**What needs to be done:** Will you give the material below again, every line exactly as it is?

++++ Given entries ++++

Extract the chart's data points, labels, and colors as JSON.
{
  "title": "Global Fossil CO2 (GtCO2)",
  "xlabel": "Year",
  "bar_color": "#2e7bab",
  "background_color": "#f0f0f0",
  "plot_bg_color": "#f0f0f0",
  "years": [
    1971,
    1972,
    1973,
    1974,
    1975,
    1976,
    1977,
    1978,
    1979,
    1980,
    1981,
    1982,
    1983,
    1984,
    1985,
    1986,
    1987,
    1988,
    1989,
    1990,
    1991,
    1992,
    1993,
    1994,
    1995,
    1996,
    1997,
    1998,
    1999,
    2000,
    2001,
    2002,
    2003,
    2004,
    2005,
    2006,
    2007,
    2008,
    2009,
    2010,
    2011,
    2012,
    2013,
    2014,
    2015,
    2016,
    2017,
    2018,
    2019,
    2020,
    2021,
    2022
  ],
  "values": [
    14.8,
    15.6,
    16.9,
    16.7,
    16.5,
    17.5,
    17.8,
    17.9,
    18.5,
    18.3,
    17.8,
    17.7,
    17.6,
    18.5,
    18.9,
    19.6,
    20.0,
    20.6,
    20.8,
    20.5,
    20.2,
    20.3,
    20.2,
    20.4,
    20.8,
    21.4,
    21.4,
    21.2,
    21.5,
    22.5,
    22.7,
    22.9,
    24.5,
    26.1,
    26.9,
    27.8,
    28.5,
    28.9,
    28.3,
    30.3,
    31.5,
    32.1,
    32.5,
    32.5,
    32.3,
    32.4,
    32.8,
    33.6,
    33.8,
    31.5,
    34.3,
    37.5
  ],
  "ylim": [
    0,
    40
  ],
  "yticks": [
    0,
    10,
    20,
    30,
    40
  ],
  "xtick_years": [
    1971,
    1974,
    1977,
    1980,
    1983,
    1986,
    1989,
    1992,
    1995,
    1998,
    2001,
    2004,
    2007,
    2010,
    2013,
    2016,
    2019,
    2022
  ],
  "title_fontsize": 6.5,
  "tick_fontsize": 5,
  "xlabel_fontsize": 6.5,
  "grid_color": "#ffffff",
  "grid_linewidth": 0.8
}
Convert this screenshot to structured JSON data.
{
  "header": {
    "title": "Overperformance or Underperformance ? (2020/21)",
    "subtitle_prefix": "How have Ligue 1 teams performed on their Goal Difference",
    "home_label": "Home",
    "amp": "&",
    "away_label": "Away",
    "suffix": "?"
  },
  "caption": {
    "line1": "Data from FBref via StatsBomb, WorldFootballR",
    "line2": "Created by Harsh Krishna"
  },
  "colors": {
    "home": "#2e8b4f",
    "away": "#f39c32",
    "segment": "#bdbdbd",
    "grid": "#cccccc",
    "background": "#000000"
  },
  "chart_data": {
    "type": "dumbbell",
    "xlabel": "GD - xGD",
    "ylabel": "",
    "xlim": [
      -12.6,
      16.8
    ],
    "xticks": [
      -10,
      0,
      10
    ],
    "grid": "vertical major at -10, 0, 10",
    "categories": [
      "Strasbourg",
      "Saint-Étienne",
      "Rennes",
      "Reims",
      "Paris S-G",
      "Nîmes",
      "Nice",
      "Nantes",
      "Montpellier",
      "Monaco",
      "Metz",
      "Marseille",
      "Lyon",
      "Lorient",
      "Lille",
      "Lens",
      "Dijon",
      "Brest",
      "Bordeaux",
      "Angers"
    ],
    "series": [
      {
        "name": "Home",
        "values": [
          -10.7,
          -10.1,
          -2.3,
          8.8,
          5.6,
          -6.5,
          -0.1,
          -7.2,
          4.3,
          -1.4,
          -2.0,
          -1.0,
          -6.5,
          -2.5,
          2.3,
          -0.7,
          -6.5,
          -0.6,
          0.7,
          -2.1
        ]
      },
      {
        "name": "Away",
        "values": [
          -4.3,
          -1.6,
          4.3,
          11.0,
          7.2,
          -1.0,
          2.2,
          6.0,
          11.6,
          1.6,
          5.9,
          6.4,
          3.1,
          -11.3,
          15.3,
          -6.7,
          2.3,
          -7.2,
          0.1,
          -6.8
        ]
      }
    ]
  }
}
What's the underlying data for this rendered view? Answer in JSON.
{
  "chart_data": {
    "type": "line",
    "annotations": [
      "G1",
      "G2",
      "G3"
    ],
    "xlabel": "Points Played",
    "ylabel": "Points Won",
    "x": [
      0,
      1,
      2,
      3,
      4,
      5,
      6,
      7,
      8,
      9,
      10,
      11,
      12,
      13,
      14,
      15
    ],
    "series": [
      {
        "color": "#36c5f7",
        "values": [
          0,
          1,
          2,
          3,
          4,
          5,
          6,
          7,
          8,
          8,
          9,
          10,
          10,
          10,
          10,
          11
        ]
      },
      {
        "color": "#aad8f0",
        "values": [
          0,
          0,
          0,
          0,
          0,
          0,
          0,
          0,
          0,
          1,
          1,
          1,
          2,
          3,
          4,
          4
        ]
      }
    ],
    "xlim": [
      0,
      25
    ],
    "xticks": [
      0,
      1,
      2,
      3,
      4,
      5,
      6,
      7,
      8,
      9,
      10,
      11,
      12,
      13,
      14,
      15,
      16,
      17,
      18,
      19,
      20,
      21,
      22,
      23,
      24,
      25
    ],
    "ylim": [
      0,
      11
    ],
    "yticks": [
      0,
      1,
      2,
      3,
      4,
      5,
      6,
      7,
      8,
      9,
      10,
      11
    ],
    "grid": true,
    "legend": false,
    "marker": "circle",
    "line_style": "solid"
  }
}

++++

**Response to this exercise:**
Extract the chart's data points, labels, and colors as JSON.
{
  "title": "Global Fossil CO2 (GtCO2)",
  "xlabel": "Year",
  "bar_color": "#2e7bab",
  "background_color": "#f0f0f0",
  "plot_bg_color": "#f0f0f0",
  "years": [
    1971,
    1972,
    1973,
    1974,
    1975,
    1976,
    1977,
    1978,
    1979,
    1980,
    1981,
    1982,
    1983,
    1984,
    1985,
    1986,
    1987,
    1988,
    1989,
    1990,
    1991,
    1992,
    1993,
    1994,
    1995,
    1996,
    1997,
    1998,
    1999,
    2000,
    2001,
    2002,
    2003,
    2004,
    2005,
    2006,
    2007,
    2008,
    2009,
    2010,
    2011,
    2012,
    2013,
    2014,
    2015,
    2016,
    2017,
    2018,
    2019,
    2020,
    2021,
    2022
  ],
  "values": [
    14.8,
    15.6,
    16.9,
    16.7,
    16.5,
    17.5,
    17.8,
    17.9,
    18.5,
    18.3,
    17.8,
    17.7,
    17.6,
    18.5,
    18.9,
    19.6,
    20.0,
    20.6,
    20.8,
    20.5,
    20.2,
    20.3,
    20.2,
    20.4,
    20.8,
    21.4,
    21.4,
    21.2,
    21.5,
    22.5,
    22.7,
    22.9,
    24.5,
    26.1,
    26.9,
    27.8,
    28.5,
    28.9,
    28.3,
    30.3,
    31.5,
    32.1,
    32.5,
    32.5,
    32.3,
    32.4,
    32.8,
    33.6,
    33.8,
    31.5,
    34.3,
    37.5
  ],
  "ylim": [
    0,
    40
  ],
  "yticks": [
    0,
    10,
    20,
    30,
    40
  ],
  "xtick_years": [
    1971,
    1974,
    1977,
    1980,
    1983,
    1986,
    1989,
    1992,
    1995,
    1998,
    2001,
    2004,
    2007,
    2010,
    2013,
    2016,
    2019,
    2022
  ],
  "title_fontsize": 6.5,
  "tick_fontsize": 5,
  "xlabel_fontsize": 6.5,
  "grid_color": "#ffffff",
  "grid_linewidth": 0.8
}
Convert this screenshot to structured JSON data.
{
  "header": {
    "title": "Overperformance or Underperformance ? (2020/21)",
    "subtitle_prefix": "How have Ligue 1 teams performed on their Goal Difference",
    "home_label": "Home",
    "amp": "&",
    "away_label": "Away",
    "suffix": "?"
  },
  "caption": {
    "line1": "Data from FBref via StatsBomb, WorldFootballR",
    "line2": "Created by Harsh Krishna"
  },
  "colors": {
    "home": "#2e8b4f",
    "away": "#f39c32",
    "segment": "#bdbdbd",
    "grid": "#cccccc",
    "background": "#000000"
  },
  "chart_data": {
    "type": "dumbbell",
    "xlabel": "GD - xGD",
    "ylabel": "",
    "xlim": [
      -12.6,
      16.8
    ],
    "xticks": [
      -10,
      0,
      10
    ],
    "grid": "vertical major at -10, 0, 10",
    "categories": [
      "Strasbourg",
      "Saint-Étienne",
      "Rennes",
      "Reims",
      "Paris S-G",
      "Nîmes",
      "Nice",
      "Nantes",
      "Montpellier",
      "Monaco",
      "Metz",
      "Marseille",
      "Lyon",
      "Lorient",
      "Lille",
      "Lens",
      "Dijon",
      "Brest",
      "Bordeaux",
      "Angers"
    ],
    "series": [
      {
        "name": "Home",
        "values": [
          -10.7,
          -10.1,
          -2.3,
          8.8,
          5.6,
          -6.5,
          -0.1,
          -7.2,
          4.3,
          -1.4,
          -2.0,
          -1.0,
          -6.5,
          -2.5,
          2.3,
          -0.7,
          -6.5,
          -0.6,
          0.7,
          -2.1
        ]
      },
      {
        "name": "Away",
        "values": [
          -4.3,
          -1.6,
          4.3,
          11.0,
          7.2,
          -1.0,
          2.2,
          6.0,
          11.6,
          1.6,
          5.9,
          6.4,
          3.1,
          -11.3,
          15.3,
          -6.7,
          2.3,
          -7.2,
          0.1,
          -6.8
        ]
      }
    ]
  }
}
What's the underlying data for this rendered view? Answer in JSON.
{
  "chart_data": {
    "type": "line",
    "annotations": [
      "G1",
      "G2",
      "G3"
    ],
    "xlabel": "Points Played",
    "ylabel": "Points Won",
    "x": [
      0,
      1,
      2,
      3,
      4,
      5,
      6,
      7,
      8,
      9,
      10,
      11,
      12,
      13,
      14,
      15
    ],
    "series": [
      {
        "color": "#36c5f7",
        "values": [
          0,
          1,
          2,
          3,
          4,
          5,
          6,
          7,
          8,
          8,
          9,
          10,
          10,
          10,
          10,
          11
        ]
      },
      {
        "color": "#aad8f0",
        "values": [
          0,
          0,
          0,
          0,
          0,
          0,
          0,
          0,
          0,
          1,
          1,
          1,
          2,
          3,
          4,
          4
        ]
      }
    ],
    "xlim": [
      0,
      25
    ],
    "xticks": [
      0,
      1,
      2,
      3,
      4,
      5,
      6,
      7,
      8,
      9,
      10,
      11,
      12,
      13,
      14,
      15,
      16,
      17,
      18,
      19,
      20,
      21,
      22,
      23,
      24,
      25
    ],
    "ylim": [
      0,
      11
    ],
    "yticks": [
      0,
      1,
      2,
      3,
      4,
      5,
      6,
      7,
      8,
      9,
      10,
      11
    ],
    "grid": true,
    "legend": false,
    "marker": "circle",
    "line_style": "solid"
  }
}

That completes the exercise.